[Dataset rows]

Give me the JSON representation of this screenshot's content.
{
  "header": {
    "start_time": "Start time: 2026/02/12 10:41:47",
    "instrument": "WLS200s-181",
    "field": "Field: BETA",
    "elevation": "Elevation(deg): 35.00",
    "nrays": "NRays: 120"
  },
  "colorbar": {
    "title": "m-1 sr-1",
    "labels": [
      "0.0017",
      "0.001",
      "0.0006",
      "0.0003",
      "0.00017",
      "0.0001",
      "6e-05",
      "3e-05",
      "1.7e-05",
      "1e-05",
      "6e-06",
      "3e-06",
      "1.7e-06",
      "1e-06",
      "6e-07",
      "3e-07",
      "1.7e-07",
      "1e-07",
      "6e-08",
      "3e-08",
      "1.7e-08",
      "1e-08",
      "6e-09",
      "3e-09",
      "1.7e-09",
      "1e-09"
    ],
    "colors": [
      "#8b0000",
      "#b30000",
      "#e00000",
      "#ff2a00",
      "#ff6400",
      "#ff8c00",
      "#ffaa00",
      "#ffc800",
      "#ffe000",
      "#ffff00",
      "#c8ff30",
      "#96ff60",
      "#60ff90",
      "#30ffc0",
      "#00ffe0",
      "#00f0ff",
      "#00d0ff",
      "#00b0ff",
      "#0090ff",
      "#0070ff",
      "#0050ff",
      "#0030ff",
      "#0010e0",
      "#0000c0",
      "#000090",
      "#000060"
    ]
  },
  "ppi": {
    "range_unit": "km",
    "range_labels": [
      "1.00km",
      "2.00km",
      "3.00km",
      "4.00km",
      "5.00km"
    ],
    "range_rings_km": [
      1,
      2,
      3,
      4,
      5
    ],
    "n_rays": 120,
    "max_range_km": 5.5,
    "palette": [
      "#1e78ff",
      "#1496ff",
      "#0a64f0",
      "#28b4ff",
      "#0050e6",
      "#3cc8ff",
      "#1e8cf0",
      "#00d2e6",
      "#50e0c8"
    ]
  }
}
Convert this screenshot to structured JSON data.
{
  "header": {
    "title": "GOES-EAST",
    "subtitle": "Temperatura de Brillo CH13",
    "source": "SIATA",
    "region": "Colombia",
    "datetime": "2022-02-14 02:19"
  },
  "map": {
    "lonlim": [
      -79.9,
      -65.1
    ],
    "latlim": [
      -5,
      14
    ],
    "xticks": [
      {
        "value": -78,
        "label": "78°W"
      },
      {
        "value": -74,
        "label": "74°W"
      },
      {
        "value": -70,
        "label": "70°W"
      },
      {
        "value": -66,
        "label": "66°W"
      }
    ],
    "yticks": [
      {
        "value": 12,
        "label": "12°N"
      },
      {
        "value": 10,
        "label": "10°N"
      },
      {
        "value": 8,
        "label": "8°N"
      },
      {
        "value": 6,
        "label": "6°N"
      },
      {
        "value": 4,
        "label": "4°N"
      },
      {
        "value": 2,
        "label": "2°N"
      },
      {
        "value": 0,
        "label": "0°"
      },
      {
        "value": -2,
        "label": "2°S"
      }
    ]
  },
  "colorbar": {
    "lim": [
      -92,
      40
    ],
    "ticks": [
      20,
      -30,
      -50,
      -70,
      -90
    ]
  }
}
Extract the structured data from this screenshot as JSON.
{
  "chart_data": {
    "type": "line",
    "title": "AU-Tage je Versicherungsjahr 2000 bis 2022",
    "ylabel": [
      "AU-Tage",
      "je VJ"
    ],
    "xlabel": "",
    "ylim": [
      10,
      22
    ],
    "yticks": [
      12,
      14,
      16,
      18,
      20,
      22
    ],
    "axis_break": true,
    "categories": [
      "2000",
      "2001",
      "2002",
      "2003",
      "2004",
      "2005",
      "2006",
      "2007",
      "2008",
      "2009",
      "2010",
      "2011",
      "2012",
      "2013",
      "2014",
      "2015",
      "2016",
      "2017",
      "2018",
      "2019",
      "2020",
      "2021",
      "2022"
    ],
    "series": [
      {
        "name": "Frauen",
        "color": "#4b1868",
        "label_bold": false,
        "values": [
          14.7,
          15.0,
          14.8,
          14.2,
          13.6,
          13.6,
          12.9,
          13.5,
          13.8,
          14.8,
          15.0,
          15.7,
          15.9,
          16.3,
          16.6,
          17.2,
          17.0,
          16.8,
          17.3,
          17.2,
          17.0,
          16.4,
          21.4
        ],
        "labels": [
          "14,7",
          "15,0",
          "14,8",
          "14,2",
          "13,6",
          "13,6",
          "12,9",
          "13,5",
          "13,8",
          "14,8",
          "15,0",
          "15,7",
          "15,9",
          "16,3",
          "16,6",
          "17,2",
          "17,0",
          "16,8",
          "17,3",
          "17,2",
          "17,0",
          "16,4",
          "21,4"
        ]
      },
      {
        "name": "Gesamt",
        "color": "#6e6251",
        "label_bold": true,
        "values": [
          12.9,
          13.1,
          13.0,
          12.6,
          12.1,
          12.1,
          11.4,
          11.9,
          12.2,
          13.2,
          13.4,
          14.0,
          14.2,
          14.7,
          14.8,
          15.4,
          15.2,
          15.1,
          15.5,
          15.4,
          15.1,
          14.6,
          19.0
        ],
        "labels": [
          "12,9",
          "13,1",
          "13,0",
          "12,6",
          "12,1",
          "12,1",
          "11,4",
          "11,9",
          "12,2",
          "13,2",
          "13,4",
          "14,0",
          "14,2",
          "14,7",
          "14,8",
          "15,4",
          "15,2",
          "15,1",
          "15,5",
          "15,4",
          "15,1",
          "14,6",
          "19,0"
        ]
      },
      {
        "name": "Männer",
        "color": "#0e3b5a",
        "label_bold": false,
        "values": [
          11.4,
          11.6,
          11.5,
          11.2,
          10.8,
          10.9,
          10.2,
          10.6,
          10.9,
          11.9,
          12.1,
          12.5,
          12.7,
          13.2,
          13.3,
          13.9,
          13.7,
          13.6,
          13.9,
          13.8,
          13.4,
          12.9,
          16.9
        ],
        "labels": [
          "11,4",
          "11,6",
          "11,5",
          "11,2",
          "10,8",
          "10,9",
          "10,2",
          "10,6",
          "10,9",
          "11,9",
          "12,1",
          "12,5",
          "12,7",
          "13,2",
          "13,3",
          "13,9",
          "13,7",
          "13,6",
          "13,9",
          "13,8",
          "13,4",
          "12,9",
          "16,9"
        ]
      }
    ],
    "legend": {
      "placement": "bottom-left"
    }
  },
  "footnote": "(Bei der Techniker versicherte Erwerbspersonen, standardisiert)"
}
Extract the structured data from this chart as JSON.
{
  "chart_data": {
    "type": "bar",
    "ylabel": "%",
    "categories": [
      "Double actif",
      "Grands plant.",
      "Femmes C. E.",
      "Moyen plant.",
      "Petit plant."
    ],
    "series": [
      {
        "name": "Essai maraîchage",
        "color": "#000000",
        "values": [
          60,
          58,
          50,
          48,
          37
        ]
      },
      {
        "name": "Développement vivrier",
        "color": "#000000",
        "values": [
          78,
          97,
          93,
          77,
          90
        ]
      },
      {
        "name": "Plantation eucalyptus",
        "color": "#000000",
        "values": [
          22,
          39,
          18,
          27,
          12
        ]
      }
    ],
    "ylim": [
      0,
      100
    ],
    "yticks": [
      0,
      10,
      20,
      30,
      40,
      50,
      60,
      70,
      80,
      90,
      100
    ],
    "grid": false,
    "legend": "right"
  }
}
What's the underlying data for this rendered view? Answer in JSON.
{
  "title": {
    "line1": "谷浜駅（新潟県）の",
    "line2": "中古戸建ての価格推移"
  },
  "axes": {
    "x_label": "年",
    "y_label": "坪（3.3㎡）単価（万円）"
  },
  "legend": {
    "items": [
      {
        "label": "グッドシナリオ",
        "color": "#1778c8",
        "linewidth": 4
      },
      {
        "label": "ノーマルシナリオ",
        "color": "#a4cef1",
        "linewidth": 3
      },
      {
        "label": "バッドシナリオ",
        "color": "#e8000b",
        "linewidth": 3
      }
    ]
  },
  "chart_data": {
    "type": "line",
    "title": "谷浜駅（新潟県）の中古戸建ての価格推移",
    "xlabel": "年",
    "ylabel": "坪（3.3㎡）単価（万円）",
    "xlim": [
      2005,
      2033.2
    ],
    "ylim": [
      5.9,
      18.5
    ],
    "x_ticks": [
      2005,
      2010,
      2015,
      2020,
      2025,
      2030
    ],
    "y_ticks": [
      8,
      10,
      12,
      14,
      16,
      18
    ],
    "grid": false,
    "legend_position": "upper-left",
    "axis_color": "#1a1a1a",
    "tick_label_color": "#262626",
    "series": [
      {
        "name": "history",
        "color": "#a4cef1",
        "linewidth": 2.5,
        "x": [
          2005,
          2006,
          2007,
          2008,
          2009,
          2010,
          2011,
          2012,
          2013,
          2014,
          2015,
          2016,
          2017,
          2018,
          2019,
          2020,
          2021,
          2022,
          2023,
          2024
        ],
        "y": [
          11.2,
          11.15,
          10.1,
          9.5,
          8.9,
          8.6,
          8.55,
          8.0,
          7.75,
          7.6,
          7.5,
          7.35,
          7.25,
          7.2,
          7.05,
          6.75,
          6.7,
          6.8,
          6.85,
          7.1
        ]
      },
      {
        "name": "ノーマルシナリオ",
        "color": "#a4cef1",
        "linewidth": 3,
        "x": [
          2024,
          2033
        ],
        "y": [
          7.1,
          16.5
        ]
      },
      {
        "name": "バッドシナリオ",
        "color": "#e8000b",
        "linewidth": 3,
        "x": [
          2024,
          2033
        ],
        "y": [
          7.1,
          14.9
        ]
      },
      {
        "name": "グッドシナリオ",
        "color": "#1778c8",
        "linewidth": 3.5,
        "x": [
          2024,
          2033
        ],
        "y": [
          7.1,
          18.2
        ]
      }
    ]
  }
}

* _What to work on_
Say how many lines in the entries contain the string "Tage", and say nothing else.

* _Answer below_
2